AIM OF THE TASK: Sort through the entries below and pull out lines containing the word "this".

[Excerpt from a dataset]
— begin —
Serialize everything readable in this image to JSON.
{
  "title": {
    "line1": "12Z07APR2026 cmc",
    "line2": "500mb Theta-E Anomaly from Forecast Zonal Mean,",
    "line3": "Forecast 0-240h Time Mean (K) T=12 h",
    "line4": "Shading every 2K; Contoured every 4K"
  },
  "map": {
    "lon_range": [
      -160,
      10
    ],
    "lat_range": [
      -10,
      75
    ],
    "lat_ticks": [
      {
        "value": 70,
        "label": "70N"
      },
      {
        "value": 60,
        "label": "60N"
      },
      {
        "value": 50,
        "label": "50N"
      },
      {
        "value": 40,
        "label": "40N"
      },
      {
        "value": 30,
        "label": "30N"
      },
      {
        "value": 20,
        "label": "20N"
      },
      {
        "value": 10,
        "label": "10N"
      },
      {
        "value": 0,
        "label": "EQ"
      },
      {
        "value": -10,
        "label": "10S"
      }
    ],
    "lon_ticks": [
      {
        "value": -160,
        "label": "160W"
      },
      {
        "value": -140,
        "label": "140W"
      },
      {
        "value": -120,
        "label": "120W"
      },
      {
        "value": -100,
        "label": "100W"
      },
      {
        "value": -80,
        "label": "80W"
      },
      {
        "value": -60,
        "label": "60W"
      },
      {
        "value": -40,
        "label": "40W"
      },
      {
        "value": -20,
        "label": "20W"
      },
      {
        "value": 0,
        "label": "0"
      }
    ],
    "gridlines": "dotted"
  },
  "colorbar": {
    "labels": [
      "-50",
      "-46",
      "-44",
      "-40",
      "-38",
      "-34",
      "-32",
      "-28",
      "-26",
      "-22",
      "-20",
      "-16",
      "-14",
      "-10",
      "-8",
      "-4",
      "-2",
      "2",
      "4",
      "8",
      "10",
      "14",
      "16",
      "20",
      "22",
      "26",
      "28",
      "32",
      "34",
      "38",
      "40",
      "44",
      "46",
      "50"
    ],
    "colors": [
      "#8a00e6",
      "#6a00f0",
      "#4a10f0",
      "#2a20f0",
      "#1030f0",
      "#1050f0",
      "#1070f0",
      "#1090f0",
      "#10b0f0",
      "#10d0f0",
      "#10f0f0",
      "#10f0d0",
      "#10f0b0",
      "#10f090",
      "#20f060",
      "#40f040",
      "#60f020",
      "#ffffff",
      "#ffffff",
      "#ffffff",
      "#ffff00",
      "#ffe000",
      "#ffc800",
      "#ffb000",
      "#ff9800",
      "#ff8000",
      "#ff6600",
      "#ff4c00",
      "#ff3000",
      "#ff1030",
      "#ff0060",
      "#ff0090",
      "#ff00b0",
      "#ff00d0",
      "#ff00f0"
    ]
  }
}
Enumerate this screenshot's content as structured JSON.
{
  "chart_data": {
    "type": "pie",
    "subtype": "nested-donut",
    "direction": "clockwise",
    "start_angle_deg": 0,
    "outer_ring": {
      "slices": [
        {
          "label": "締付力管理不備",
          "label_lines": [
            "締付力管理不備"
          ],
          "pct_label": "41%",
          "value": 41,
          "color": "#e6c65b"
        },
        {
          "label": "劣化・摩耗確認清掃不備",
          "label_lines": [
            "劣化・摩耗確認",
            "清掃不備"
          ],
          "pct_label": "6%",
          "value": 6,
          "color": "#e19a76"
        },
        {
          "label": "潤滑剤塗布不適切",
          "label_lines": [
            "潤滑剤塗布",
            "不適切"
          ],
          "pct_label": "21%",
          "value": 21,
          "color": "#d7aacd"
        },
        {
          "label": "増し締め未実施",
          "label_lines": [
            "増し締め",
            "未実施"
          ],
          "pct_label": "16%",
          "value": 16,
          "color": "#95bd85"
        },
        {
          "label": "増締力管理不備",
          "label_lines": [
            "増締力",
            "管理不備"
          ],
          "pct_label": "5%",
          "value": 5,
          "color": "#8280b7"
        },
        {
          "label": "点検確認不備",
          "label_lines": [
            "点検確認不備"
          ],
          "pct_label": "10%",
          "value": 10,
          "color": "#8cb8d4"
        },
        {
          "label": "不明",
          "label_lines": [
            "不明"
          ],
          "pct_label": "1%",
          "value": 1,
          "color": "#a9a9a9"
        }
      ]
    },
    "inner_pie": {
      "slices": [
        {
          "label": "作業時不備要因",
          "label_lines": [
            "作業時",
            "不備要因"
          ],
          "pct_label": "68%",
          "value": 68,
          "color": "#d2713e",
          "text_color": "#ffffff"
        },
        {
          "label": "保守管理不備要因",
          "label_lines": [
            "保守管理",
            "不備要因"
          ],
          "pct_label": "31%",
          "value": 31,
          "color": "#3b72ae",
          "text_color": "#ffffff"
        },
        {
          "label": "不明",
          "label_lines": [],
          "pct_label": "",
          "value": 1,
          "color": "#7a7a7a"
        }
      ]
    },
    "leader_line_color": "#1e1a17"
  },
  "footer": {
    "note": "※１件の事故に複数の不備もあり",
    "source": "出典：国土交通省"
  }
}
— end —
RESPONSE TO THE TASK:
Serialize everything readable in this image to JSON.
Enumerate this screenshot's content as structured JSON.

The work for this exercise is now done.